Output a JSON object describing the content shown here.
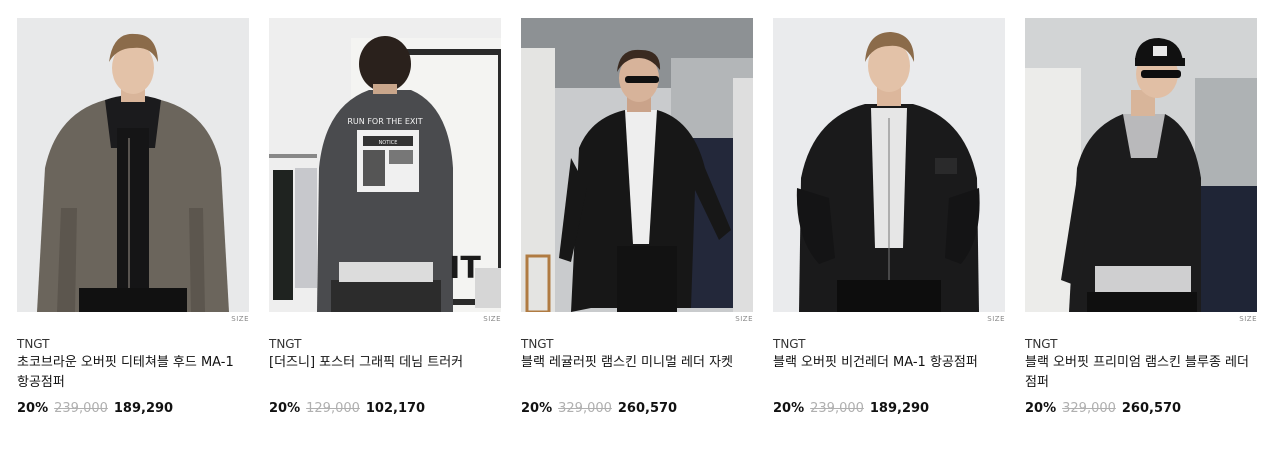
{
  "products": [
    {
      "brand": "TNGT",
      "name": "초코브라운 오버핏 디테쳐블 후드 MA-1 항공점퍼",
      "discount": "20%",
      "original_price": "239,000",
      "price": "189,290",
      "size_label": "SIZE"
    },
    {
      "brand": "TNGT",
      "name": "[더즈니] 포스터 그래픽 데님 트러커",
      "discount": "20%",
      "original_price": "129,000",
      "price": "102,170",
      "size_label": "SIZE",
      "image_texts": [
        "RUN FOR THE EXIT",
        "NOTICE",
        "IT"
      ]
    },
    {
      "brand": "TNGT",
      "name": "블랙 레귤러핏 램스킨 미니멀 레더 자켓",
      "discount": "20%",
      "original_price": "329,000",
      "price": "260,570",
      "size_label": "SIZE"
    },
    {
      "brand": "TNGT",
      "name": "블랙 오버핏 비건레더 MA-1 항공점퍼",
      "discount": "20%",
      "original_price": "239,000",
      "price": "189,290",
      "size_label": "SIZE"
    },
    {
      "brand": "TNGT",
      "name": "블랙 오버핏 프리미엄 램스킨 블루종 레더 점퍼",
      "discount": "20%",
      "original_price": "329,000",
      "price": "260,570",
      "size_label": "SIZE"
    }
  ]
}
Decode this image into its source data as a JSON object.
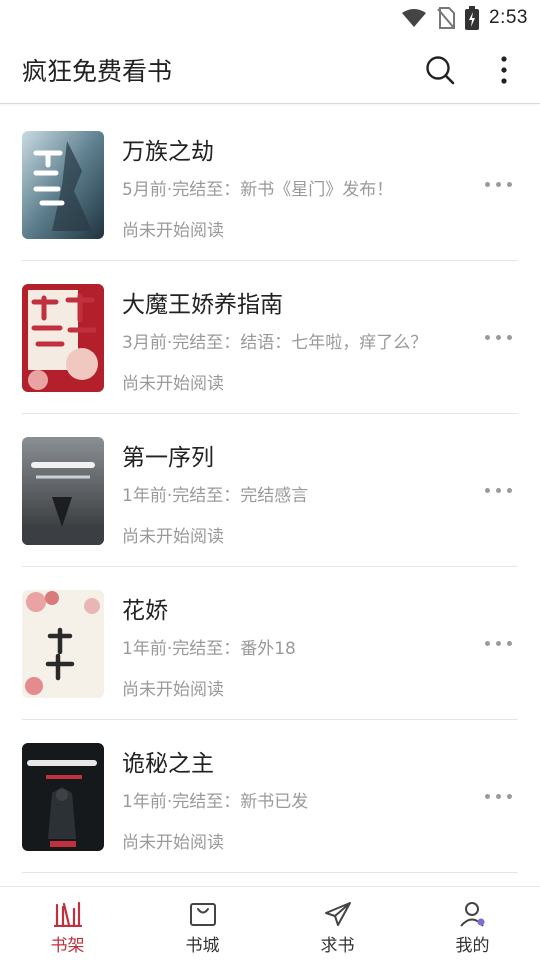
{
  "status": {
    "time": "2:53"
  },
  "app": {
    "title": "疯狂免费看书"
  },
  "books": [
    {
      "title": "万族之劫",
      "update": "5月前·完结至：新书《星门》发布！",
      "progress": "尚未开始阅读"
    },
    {
      "title": "大魔王娇养指南",
      "update": "3月前·完结至：结语：七年啦，痒了么？",
      "progress": "尚未开始阅读"
    },
    {
      "title": "第一序列",
      "update": "1年前·完结至：完结感言",
      "progress": "尚未开始阅读"
    },
    {
      "title": "花娇",
      "update": "1年前·完结至：番外18",
      "progress": "尚未开始阅读"
    },
    {
      "title": "诡秘之主",
      "update": "1年前·完结至：新书已发",
      "progress": "尚未开始阅读"
    }
  ],
  "nav": {
    "items": [
      {
        "label": "书架",
        "icon": "bookshelf-icon"
      },
      {
        "label": "书城",
        "icon": "bookstore-icon"
      },
      {
        "label": "求书",
        "icon": "paper-plane-icon"
      },
      {
        "label": "我的",
        "icon": "profile-icon"
      }
    ]
  },
  "colors": {
    "accent": "#c0303f",
    "text": "#222222",
    "secondary": "#9a9a9a",
    "divider": "#e6e6e6"
  }
}
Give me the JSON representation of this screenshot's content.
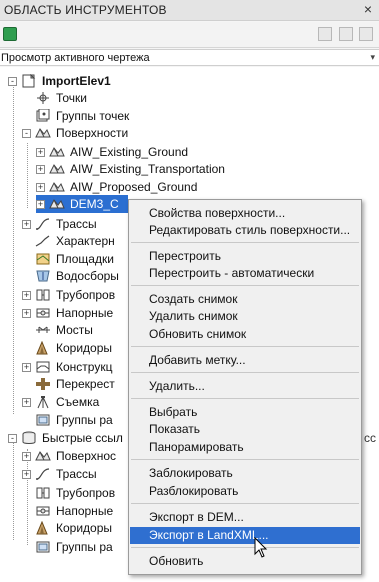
{
  "panel": {
    "title": "ОБЛАСТЬ ИНСТРУМЕНТОВ",
    "close_glyph": "×"
  },
  "view_selector": {
    "value": "Просмотр активного чертежа",
    "arrow": "▾"
  },
  "tree": [
    {
      "label": "ImportElev1",
      "bold": true,
      "icon": "drawing-icon",
      "expander": "-"
    },
    {
      "label": "Точки",
      "icon": "point-icon"
    },
    {
      "label": "Группы точек",
      "icon": "point-group-icon"
    },
    {
      "label": "Поверхности",
      "icon": "surface-icon",
      "expander": "-"
    },
    {
      "label": "AIW_Existing_Ground",
      "icon": "surface-item-icon",
      "expander": "+"
    },
    {
      "label": "AIW_Existing_Transportation",
      "icon": "surface-item-icon",
      "expander": "+"
    },
    {
      "label": "AIW_Proposed_Ground",
      "icon": "surface-item-icon",
      "expander": "+"
    },
    {
      "label": "DEM3_C",
      "icon": "surface-item-icon",
      "expander": "+",
      "selected": true
    },
    {
      "label": "Трассы",
      "icon": "alignment-icon",
      "expander": "+"
    },
    {
      "label": "Характерн",
      "icon": "feature-line-icon"
    },
    {
      "label": "Площадки",
      "icon": "site-icon"
    },
    {
      "label": "Водосборы",
      "icon": "catchment-icon"
    },
    {
      "label": "Трубопров",
      "icon": "pipe-network-icon",
      "expander": "+"
    },
    {
      "label": "Напорные",
      "icon": "pressure-network-icon",
      "expander": "+"
    },
    {
      "label": "Мосты",
      "icon": "bridge-icon"
    },
    {
      "label": "Коридоры",
      "icon": "corridor-icon"
    },
    {
      "label": "Конструкц",
      "icon": "assembly-icon",
      "expander": "+"
    },
    {
      "label": "Перекрест",
      "icon": "intersection-icon"
    },
    {
      "label": "Съемка",
      "icon": "survey-icon",
      "expander": "+"
    },
    {
      "label": "Группы ра",
      "icon": "view-frame-icon"
    },
    {
      "label": "Быстрые ссыл",
      "icon": "data-shortcuts-icon",
      "expander": "-"
    },
    {
      "label": "Поверхнос",
      "icon": "surface-icon",
      "expander": "+"
    },
    {
      "label": "Трассы",
      "icon": "alignment-icon",
      "expander": "+"
    },
    {
      "label": "Трубопров",
      "icon": "pipe-network-icon"
    },
    {
      "label": "Напорные",
      "icon": "pressure-network-icon"
    },
    {
      "label": "Коридоры",
      "icon": "corridor-icon"
    },
    {
      "label": "Группы ра",
      "icon": "view-frame-icon"
    }
  ],
  "context_menu": [
    {
      "label": "Свойства поверхности..."
    },
    {
      "label": "Редактировать стиль поверхности..."
    },
    {
      "label": "Перестроить"
    },
    {
      "label": "Перестроить - автоматически"
    },
    {
      "label": "Создать снимок"
    },
    {
      "label": "Удалить снимок"
    },
    {
      "label": "Обновить снимок"
    },
    {
      "label": "Добавить метку..."
    },
    {
      "label": "Удалить..."
    },
    {
      "label": "Выбрать"
    },
    {
      "label": "Показать"
    },
    {
      "label": "Панорамировать"
    },
    {
      "label": "Заблокировать"
    },
    {
      "label": "Разблокировать"
    },
    {
      "label": "Экспорт в DEM..."
    },
    {
      "label": "Экспорт в LandXML...",
      "highlighted": true
    },
    {
      "label": "Обновить"
    }
  ],
  "trailing_text": "сс",
  "colors": {
    "selection": "#2b6fd1",
    "menu_highlight": "#2f6fd0",
    "menu_bg": "#f0f0f0"
  }
}
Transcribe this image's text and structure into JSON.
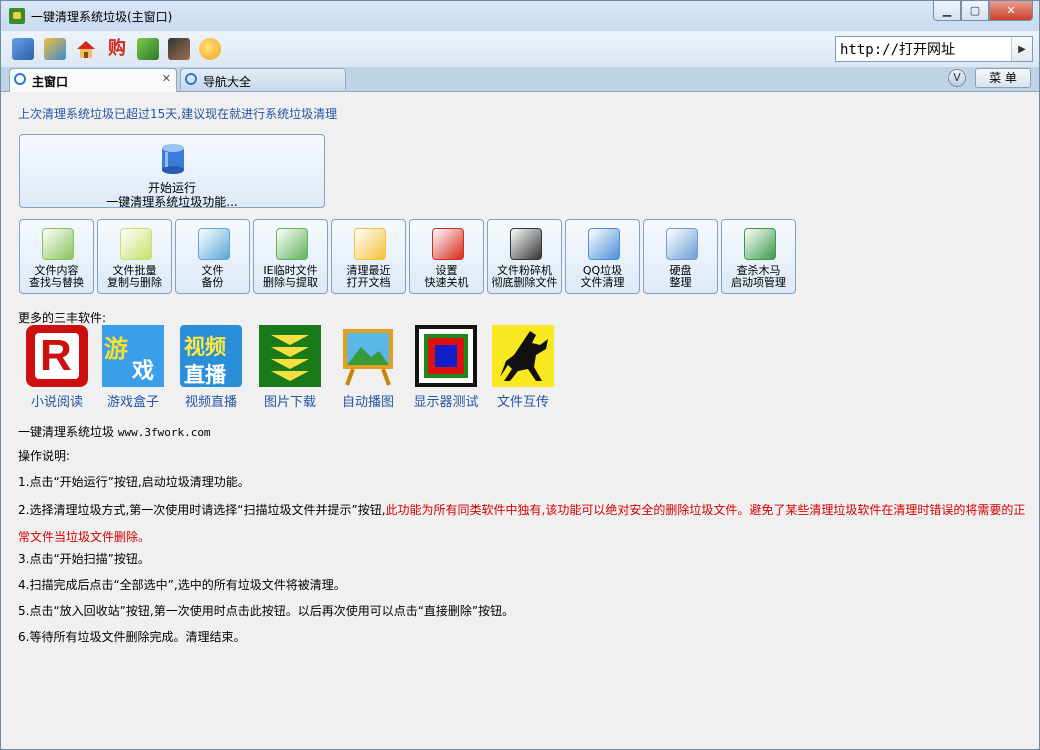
{
  "window": {
    "title": "一键清理系统垃圾(主窗口)",
    "min": "▁",
    "max": "▢",
    "close": "✕"
  },
  "toolbar": {
    "icons": [
      "settings-icon",
      "tools-icon",
      "home-icon",
      "shop-icon",
      "game-icon",
      "avatar-icon",
      "chat-icon"
    ],
    "url_value": "http://打开网址",
    "go": "▶"
  },
  "tabs": [
    {
      "label": "主窗口",
      "close": "✕"
    },
    {
      "label": "导航大全"
    }
  ],
  "tabbar": {
    "v": "V",
    "menu": "菜 单"
  },
  "main": {
    "notice": "上次清理系统垃圾已超过15天,建议现在就进行系统垃圾清理",
    "run": {
      "line1": "开始运行",
      "line2": "一键清理系统垃圾功能..."
    },
    "buttons": [
      {
        "l1": "文件内容",
        "l2": "查找与替换",
        "icon": "magnifier-file-icon",
        "color": "#8ac25a"
      },
      {
        "l1": "文件批量",
        "l2": "复制与删除",
        "icon": "copy-files-icon",
        "color": "#c7e06a"
      },
      {
        "l1": "文件",
        "l2": "备份",
        "icon": "backup-icon",
        "color": "#5aa7d8"
      },
      {
        "l1": "IE临时文件",
        "l2": "删除与提取",
        "icon": "recycle-icon",
        "color": "#5fb35a"
      },
      {
        "l1": "清理最近",
        "l2": "打开文档",
        "icon": "folder-icon",
        "color": "#f2c23a"
      },
      {
        "l1": "设置",
        "l2": "快速关机",
        "icon": "power-icon",
        "color": "#d6281c"
      },
      {
        "l1": "文件粉碎机",
        "l2": "彻底删除文件",
        "icon": "shredder-icon",
        "color": "#333333"
      },
      {
        "l1": "QQ垃圾",
        "l2": "文件清理",
        "icon": "qq-icon",
        "color": "#4a8fd8"
      },
      {
        "l1": "硬盘",
        "l2": "整理",
        "icon": "harddisk-icon",
        "color": "#6a9fd6"
      },
      {
        "l1": "查杀木马",
        "l2": "启动项管理",
        "icon": "shield-icon",
        "color": "#3a9a4a"
      }
    ],
    "more_label": "更多的三丰软件:",
    "software": [
      {
        "label": "小说阅读",
        "icon": "novel-icon"
      },
      {
        "label": "游戏盒子",
        "icon": "game-box-icon"
      },
      {
        "label": "视频直播",
        "icon": "video-live-icon"
      },
      {
        "label": "图片下载",
        "icon": "picture-download-icon"
      },
      {
        "label": "自动播图",
        "icon": "slideshow-icon"
      },
      {
        "label": "显示器测试",
        "icon": "monitor-test-icon"
      },
      {
        "label": "文件互传",
        "icon": "file-transfer-icon"
      }
    ],
    "game_text": "游",
    "game_text2": "戏",
    "video_text1": "视频",
    "video_text2": "直播",
    "about": "一键清理系统垃圾",
    "site": "www.3fwork.com",
    "instructions_title": "操作说明:",
    "step1": "1.点击“开始运行”按钮,启动垃圾清理功能。",
    "step2a": "2.选择清理垃圾方式,第一次使用时请选择“扫描垃圾文件并提示”按钮,",
    "step2b": "此功能为所有同类软件中独有,该功能可以绝对安全的删除垃圾文件。避免了某些清理垃圾软件在清理时错误的将需要的正常文件当垃圾文件删除。",
    "step3": "3.点击“开始扫描”按钮。",
    "step4": "4.扫描完成后点击“全部选中”,选中的所有垃圾文件将被清理。",
    "step5": "5.点击“放入回收站”按钮,第一次使用时点击此按钮。以后再次使用可以点击“直接删除”按钮。",
    "step6": "6.等待所有垃圾文件删除完成。清理结束。"
  }
}
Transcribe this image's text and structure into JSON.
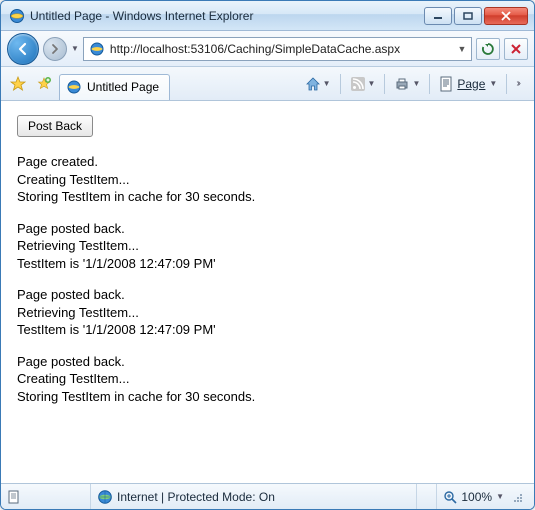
{
  "titlebar": {
    "title": "Untitled Page - Windows Internet Explorer"
  },
  "nav": {
    "url": "http://localhost:53106/Caching/SimpleDataCache.aspx"
  },
  "tabs": {
    "active": "Untitled Page"
  },
  "cmd": {
    "page_label": "Page"
  },
  "content": {
    "button": "Post Back",
    "blocks": [
      {
        "l1": "Page created.",
        "l2": "Creating TestItem...",
        "l3": "Storing TestItem in cache for 30 seconds."
      },
      {
        "l1": "Page posted back.",
        "l2": "Retrieving TestItem...",
        "l3": "TestItem is '1/1/2008 12:47:09 PM'"
      },
      {
        "l1": "Page posted back.",
        "l2": "Retrieving TestItem...",
        "l3": "TestItem is '1/1/2008 12:47:09 PM'"
      },
      {
        "l1": "Page posted back.",
        "l2": "Creating TestItem...",
        "l3": "Storing TestItem in cache for 30 seconds."
      }
    ]
  },
  "status": {
    "zone": "Internet | Protected Mode: On",
    "zoom": "100%"
  }
}
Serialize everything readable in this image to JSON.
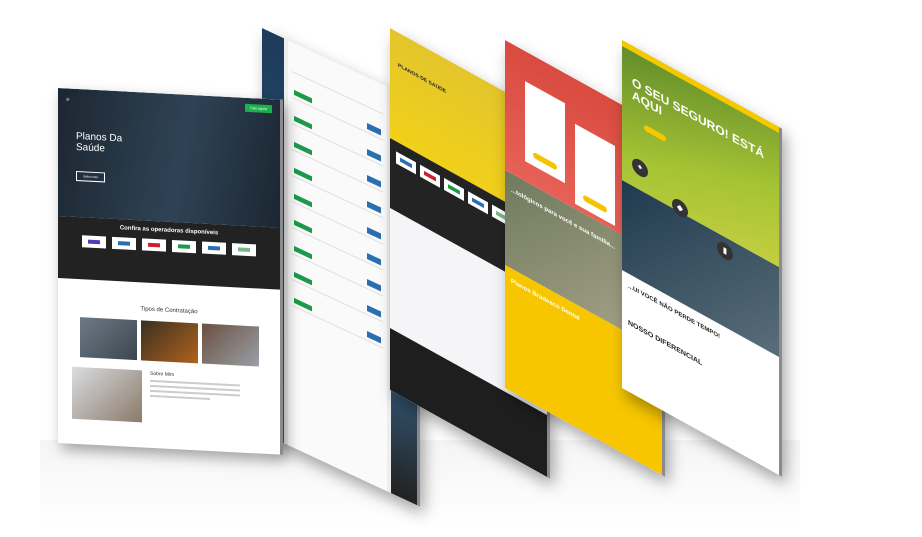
{
  "page1": {
    "title": "Planos Da Saúde",
    "cta": "Fale agora",
    "hero_button": "Saiba mais",
    "operators_heading": "Confira as operadoras disponíveis",
    "types_heading": "Tipos de Contratação",
    "about_heading": "Sobre Mim"
  },
  "page3": {
    "heading": "PLANOS DE SAÚDE"
  },
  "page4": {
    "family_text": "...tológicos para você e sua família...",
    "section_title": "Planos Bradesco Dental"
  },
  "page5": {
    "hero_title": "O SEU SEGURO! ESTÁ AQUI",
    "tagline": "...UI VOCÊ NÃO PERDE TEMPO!",
    "differential": "NOSSO DIFERENCIAL"
  },
  "colors": {
    "green": "#1bb14c",
    "yellow": "#f6c800",
    "red": "#d94a3f",
    "dark": "#222222"
  }
}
__________
Count the lines of the material that include the word "object", then report only the total.

- TASK ANSWER -
2